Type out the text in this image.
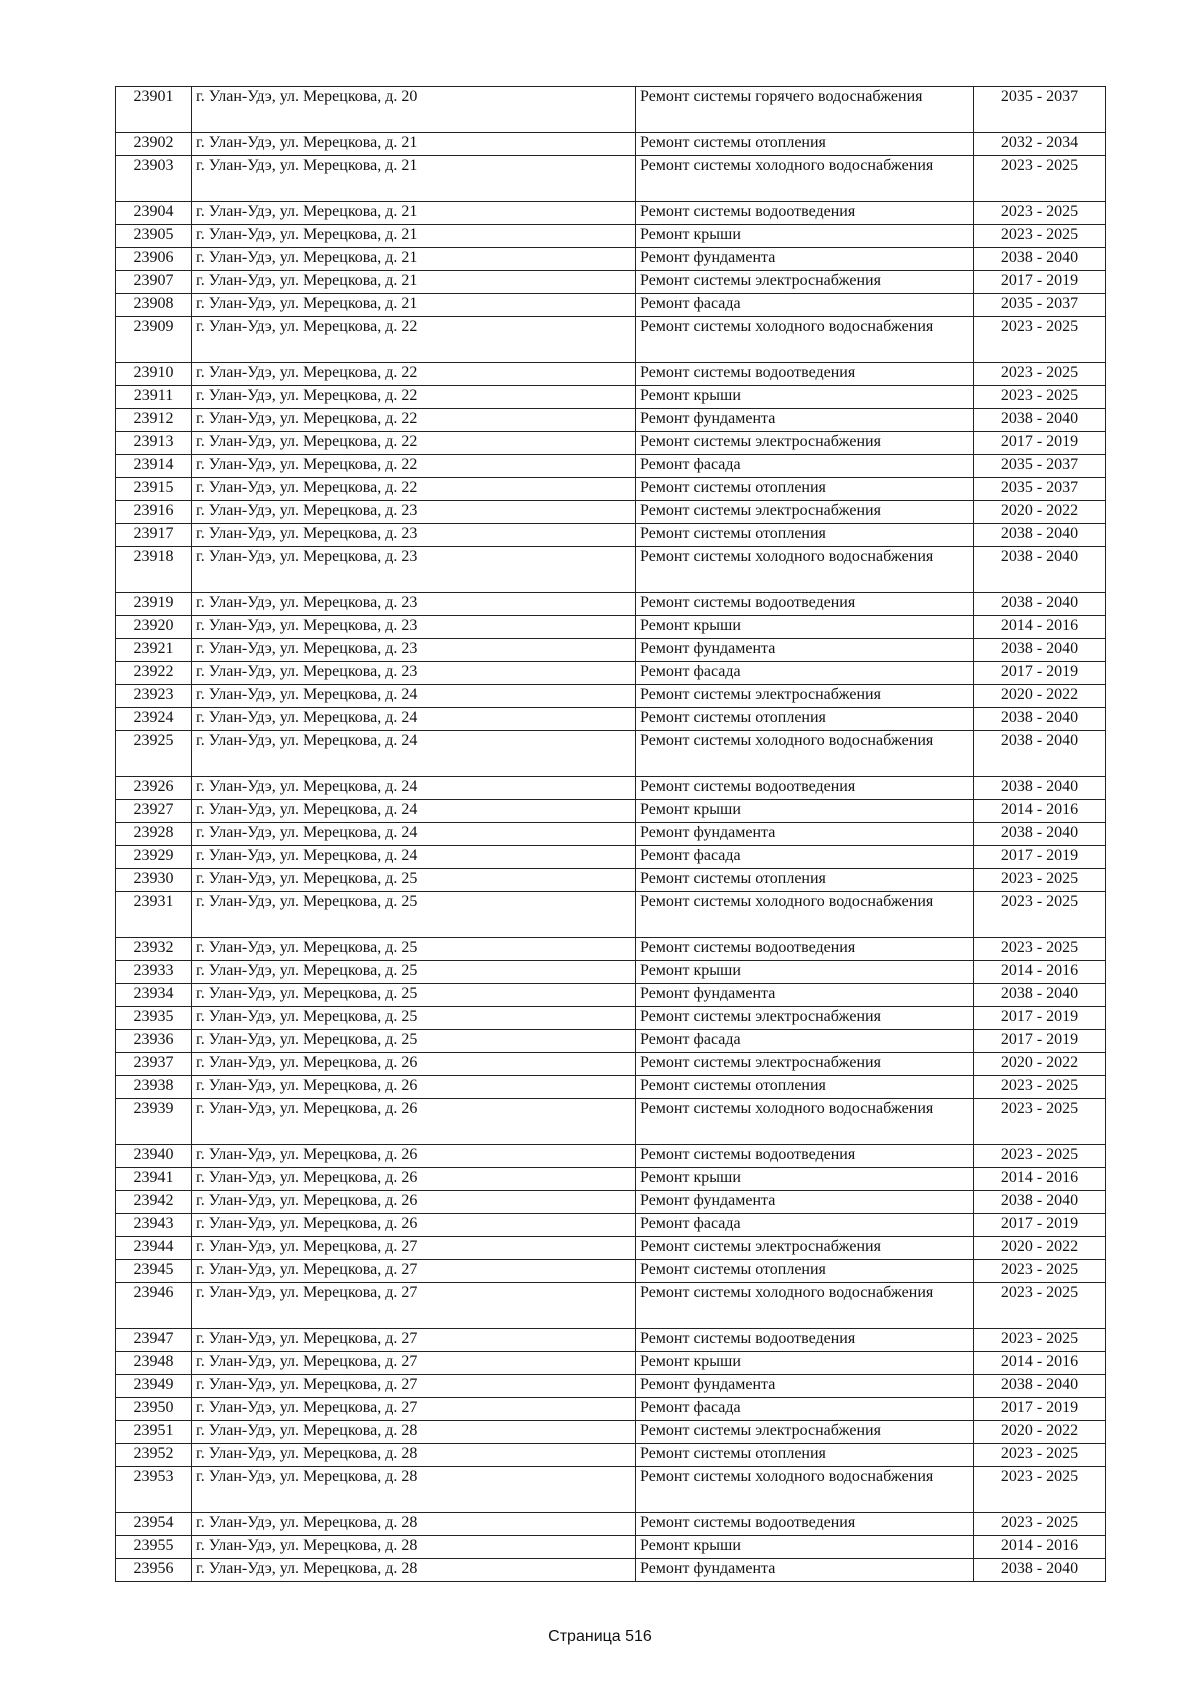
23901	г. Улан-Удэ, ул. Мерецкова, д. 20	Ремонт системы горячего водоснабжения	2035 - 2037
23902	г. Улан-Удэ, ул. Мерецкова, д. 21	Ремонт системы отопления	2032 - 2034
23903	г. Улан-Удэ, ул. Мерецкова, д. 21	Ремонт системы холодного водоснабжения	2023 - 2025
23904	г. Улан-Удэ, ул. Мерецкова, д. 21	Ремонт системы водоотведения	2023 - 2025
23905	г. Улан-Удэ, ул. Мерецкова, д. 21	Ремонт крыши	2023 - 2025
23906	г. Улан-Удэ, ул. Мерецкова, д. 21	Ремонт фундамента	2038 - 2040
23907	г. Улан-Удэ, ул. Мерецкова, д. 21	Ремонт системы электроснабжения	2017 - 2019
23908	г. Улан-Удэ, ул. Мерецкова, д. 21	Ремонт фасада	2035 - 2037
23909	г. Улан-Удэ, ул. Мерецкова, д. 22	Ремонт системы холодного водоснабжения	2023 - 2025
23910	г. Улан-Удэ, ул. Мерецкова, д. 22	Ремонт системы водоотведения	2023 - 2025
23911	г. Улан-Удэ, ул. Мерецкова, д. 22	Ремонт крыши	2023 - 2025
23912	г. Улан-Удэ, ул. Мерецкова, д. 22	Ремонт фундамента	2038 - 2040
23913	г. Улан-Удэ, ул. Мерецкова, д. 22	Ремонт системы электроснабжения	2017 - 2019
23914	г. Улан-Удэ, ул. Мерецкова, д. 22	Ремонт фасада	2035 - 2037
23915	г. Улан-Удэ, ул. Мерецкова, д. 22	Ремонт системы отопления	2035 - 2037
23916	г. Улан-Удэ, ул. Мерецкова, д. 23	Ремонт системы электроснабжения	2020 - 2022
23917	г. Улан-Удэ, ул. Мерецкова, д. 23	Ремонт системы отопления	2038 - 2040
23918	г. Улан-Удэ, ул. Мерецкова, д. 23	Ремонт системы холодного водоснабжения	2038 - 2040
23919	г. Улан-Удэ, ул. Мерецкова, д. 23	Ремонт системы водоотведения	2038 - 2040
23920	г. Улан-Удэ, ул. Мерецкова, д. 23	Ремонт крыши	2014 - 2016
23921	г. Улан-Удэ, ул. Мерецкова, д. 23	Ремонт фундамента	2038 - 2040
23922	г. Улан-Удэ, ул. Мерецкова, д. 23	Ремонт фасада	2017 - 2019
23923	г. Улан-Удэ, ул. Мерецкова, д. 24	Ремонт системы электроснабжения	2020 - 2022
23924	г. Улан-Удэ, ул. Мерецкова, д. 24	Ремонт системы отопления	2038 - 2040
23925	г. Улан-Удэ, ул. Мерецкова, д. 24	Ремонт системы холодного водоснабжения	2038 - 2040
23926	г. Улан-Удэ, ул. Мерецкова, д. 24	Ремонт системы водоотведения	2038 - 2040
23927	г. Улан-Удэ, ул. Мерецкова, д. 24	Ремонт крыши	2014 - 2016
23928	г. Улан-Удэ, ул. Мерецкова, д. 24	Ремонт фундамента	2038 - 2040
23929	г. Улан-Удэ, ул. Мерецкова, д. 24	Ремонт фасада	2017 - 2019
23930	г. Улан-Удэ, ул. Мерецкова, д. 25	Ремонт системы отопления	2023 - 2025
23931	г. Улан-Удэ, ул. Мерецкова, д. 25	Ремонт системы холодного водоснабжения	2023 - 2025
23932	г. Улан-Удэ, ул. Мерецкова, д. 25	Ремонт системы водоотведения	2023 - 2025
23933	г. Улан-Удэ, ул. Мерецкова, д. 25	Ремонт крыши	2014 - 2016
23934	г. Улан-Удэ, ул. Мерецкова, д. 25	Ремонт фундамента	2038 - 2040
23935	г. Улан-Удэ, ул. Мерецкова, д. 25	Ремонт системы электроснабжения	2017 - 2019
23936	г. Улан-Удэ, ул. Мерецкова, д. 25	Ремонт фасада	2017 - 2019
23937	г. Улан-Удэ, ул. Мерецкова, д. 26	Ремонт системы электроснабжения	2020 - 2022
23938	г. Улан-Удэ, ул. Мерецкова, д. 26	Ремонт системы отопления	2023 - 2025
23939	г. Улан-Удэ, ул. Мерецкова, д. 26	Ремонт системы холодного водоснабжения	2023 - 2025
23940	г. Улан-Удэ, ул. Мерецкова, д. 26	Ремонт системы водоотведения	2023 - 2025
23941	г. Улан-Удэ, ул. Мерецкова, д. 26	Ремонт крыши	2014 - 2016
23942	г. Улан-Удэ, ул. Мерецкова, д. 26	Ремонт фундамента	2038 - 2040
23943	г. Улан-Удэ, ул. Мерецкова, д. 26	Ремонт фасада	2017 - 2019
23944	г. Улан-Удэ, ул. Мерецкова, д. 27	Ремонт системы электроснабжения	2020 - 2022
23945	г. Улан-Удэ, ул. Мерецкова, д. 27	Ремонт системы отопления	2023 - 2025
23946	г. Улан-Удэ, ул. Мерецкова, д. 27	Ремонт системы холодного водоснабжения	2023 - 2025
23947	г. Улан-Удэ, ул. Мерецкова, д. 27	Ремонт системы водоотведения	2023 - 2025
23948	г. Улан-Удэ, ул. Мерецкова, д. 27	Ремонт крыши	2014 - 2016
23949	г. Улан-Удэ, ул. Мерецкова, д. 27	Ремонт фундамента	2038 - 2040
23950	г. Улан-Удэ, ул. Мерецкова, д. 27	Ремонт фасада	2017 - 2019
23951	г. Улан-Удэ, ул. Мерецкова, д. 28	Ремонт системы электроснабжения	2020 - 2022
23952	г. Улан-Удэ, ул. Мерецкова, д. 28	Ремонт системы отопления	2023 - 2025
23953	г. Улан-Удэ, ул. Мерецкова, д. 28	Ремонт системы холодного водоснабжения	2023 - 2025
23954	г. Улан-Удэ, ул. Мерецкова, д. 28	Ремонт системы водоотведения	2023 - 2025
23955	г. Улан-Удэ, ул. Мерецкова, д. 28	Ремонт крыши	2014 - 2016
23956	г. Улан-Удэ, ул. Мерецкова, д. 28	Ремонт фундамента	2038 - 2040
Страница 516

|---|

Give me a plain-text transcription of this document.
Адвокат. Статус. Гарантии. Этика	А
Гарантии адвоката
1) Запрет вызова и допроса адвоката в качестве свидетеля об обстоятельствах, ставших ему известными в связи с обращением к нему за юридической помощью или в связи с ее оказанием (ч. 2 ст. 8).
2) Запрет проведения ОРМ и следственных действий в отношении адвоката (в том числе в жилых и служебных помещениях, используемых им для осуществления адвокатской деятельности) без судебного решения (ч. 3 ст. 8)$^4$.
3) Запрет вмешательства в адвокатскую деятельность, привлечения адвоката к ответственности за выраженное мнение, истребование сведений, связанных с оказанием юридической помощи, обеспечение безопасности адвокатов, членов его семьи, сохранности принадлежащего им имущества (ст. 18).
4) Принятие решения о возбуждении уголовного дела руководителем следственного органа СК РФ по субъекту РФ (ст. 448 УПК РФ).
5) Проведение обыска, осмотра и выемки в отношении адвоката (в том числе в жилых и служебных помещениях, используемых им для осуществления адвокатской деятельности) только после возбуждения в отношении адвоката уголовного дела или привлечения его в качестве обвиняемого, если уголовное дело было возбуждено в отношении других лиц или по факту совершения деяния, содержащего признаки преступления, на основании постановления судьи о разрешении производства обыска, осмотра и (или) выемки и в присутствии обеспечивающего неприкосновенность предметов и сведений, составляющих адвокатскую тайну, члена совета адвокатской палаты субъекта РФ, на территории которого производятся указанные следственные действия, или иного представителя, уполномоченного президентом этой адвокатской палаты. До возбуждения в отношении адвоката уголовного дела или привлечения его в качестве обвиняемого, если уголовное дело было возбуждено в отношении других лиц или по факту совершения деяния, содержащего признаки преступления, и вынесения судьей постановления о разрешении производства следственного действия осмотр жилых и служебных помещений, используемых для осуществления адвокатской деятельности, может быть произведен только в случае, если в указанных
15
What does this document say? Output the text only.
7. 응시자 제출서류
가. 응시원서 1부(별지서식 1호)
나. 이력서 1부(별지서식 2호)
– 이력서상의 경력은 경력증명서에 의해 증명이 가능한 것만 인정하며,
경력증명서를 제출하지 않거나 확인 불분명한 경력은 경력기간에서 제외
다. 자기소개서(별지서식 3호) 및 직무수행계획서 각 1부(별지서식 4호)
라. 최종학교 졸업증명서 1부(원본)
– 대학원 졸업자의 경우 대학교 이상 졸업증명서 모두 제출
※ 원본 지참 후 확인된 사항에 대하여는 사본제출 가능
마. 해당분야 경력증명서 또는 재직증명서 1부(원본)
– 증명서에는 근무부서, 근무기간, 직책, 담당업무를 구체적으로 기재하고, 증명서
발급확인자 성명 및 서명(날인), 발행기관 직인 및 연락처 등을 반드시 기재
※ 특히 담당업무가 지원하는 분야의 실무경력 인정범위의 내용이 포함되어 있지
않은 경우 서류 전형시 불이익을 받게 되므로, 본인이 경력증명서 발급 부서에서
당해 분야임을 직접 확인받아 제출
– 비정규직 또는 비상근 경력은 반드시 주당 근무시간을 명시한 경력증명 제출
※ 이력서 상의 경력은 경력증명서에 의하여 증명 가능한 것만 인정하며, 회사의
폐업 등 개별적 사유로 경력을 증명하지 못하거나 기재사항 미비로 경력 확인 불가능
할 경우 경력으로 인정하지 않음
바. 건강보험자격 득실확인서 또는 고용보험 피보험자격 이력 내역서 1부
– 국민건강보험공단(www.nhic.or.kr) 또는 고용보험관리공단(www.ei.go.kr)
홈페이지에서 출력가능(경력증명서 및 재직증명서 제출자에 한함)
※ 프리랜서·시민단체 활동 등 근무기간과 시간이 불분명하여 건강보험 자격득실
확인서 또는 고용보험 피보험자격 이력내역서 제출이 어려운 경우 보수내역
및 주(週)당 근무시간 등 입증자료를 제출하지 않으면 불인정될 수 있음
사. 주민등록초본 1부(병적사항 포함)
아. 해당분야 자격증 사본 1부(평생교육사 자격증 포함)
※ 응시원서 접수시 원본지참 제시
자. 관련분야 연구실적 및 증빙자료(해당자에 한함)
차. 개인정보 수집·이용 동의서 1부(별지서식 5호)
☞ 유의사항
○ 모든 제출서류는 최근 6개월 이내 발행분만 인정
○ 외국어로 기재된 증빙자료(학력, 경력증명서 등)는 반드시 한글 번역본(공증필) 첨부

|---|

## WORK TO BE COMPLETED
Find every line in the records that contains the word "별지서식"; copy those lines.

## ANSWER TO THIS PROBLEM
가. 응시원서 1부(별지서식 1호)
나. 이력서 1부(별지서식 2호)
다. 자기소개서(별지서식 3호) 및 직무수행계획서 각 1부(별지서식 4호)
차. 개인정보 수집·이용 동의서 1부(별지서식 5호)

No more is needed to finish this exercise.